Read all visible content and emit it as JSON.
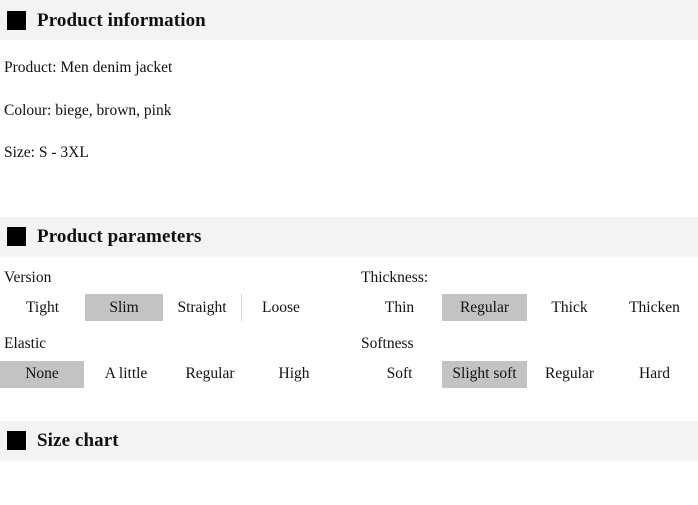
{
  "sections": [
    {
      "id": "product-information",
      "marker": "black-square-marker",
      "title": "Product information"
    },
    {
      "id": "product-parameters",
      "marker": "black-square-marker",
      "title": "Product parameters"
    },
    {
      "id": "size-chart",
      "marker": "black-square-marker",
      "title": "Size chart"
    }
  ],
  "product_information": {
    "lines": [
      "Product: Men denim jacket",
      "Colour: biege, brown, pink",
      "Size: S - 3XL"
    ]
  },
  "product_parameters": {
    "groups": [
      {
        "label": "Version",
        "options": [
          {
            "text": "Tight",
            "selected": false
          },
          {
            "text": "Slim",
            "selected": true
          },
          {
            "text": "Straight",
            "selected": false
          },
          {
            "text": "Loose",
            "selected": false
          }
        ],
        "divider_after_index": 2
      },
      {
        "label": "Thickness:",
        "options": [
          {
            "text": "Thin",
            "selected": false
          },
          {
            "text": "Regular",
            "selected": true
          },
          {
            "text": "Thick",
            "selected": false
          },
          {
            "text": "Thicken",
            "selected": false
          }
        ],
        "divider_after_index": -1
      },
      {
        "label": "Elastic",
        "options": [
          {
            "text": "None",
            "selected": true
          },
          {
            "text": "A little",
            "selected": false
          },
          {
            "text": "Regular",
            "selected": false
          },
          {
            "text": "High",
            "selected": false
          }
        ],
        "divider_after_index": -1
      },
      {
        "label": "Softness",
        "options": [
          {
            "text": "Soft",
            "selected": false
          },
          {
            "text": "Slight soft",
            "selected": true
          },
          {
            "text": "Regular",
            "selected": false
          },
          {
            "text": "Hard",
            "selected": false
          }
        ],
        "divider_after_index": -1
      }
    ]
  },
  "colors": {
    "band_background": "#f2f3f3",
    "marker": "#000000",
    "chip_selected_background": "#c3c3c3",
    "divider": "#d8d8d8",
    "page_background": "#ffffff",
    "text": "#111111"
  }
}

__________

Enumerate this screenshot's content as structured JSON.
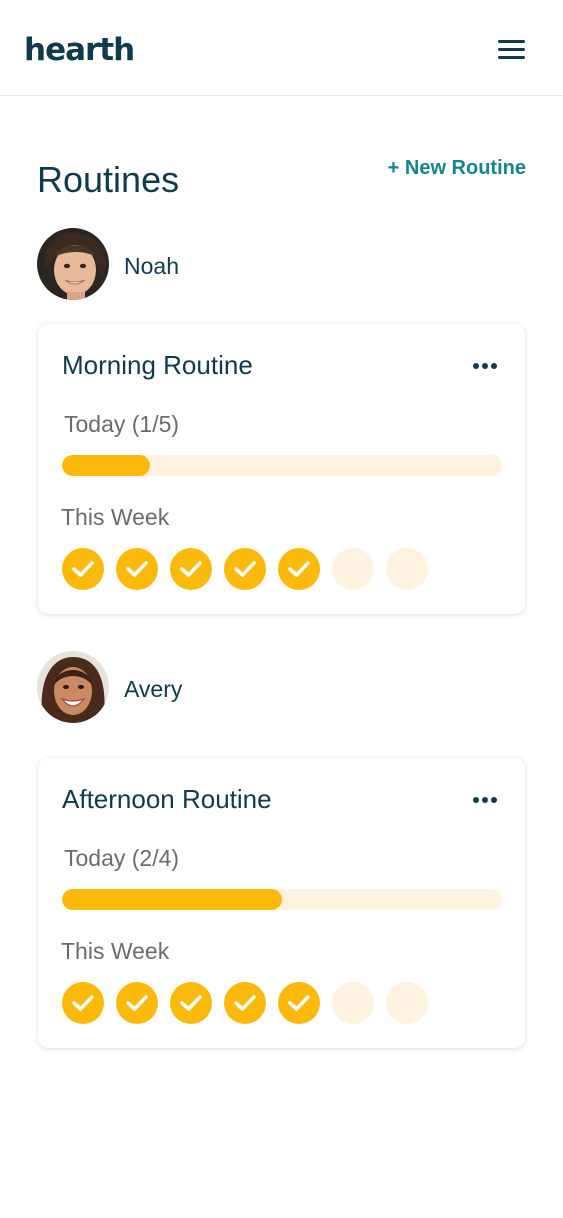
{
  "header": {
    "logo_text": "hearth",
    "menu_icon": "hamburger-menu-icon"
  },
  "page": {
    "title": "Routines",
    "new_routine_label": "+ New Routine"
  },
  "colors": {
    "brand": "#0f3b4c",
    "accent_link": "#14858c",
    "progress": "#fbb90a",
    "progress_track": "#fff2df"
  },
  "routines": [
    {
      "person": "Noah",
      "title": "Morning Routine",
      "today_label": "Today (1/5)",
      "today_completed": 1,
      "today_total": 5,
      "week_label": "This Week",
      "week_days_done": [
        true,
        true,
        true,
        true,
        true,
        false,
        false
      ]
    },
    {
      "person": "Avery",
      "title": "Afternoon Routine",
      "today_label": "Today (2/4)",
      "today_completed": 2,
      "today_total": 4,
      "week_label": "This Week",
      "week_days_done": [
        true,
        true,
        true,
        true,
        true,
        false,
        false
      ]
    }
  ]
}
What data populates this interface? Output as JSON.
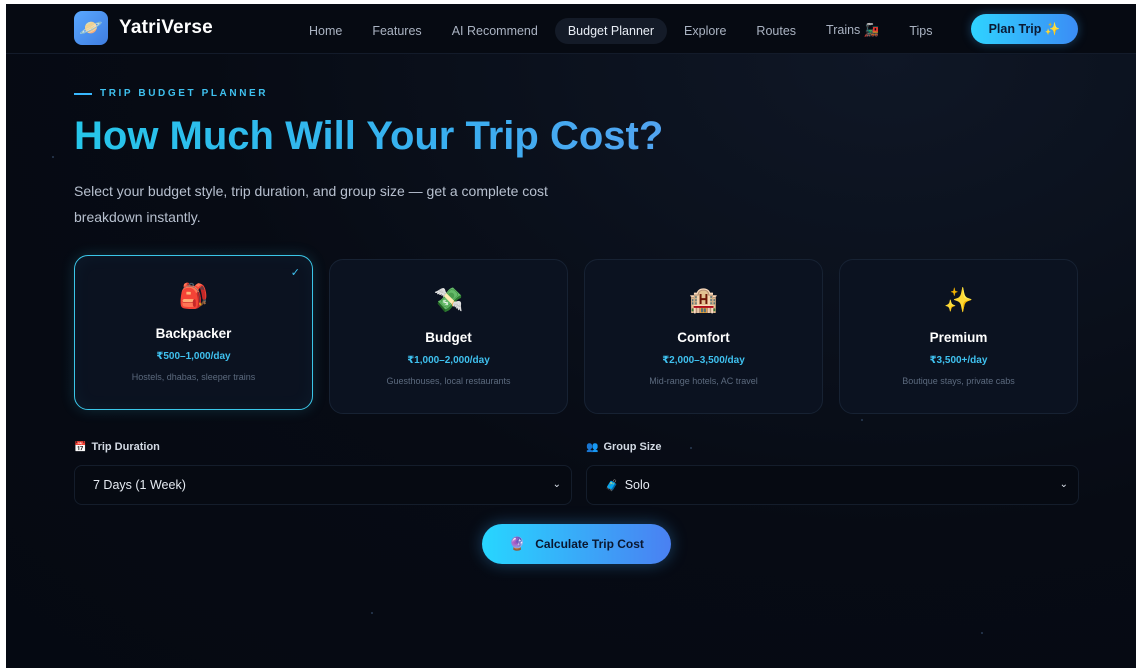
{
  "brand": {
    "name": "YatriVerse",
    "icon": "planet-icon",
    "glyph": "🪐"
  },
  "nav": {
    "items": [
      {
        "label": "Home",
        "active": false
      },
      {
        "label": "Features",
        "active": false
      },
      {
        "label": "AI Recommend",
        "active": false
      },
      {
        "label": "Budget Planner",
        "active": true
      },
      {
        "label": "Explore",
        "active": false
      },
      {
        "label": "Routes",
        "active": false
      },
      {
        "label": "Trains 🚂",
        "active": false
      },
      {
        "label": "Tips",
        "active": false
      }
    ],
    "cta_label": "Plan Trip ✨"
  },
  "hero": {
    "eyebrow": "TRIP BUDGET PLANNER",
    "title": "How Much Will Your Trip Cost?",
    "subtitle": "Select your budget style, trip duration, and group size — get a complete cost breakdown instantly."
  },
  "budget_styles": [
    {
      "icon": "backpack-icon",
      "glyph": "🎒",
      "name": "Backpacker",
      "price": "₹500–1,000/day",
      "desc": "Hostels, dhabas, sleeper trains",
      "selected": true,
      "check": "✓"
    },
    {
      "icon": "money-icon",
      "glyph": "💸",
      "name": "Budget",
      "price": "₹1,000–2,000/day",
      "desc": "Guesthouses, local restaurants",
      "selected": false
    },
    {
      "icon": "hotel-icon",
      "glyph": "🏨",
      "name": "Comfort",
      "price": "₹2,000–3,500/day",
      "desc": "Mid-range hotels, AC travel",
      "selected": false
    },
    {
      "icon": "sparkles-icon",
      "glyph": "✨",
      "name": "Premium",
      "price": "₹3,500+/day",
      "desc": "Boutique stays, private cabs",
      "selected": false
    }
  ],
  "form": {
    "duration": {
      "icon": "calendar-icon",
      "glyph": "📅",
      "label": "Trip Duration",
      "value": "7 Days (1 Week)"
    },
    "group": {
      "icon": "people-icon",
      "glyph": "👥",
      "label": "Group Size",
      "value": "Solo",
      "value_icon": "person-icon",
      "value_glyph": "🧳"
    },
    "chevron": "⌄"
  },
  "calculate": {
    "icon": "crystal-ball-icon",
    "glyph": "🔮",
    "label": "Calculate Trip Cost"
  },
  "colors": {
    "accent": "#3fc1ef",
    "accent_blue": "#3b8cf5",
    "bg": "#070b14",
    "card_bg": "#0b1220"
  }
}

__________

▶ [GIVEN PROBLEM]: Copy every line of the records above that holds the word "JSON".

▶ [THE COMPLETED TASK]:
Read all visible content and emit it as JSON.
Enumerate this screenshot's content as structured JSON.
What data populates this interface? Output as JSON.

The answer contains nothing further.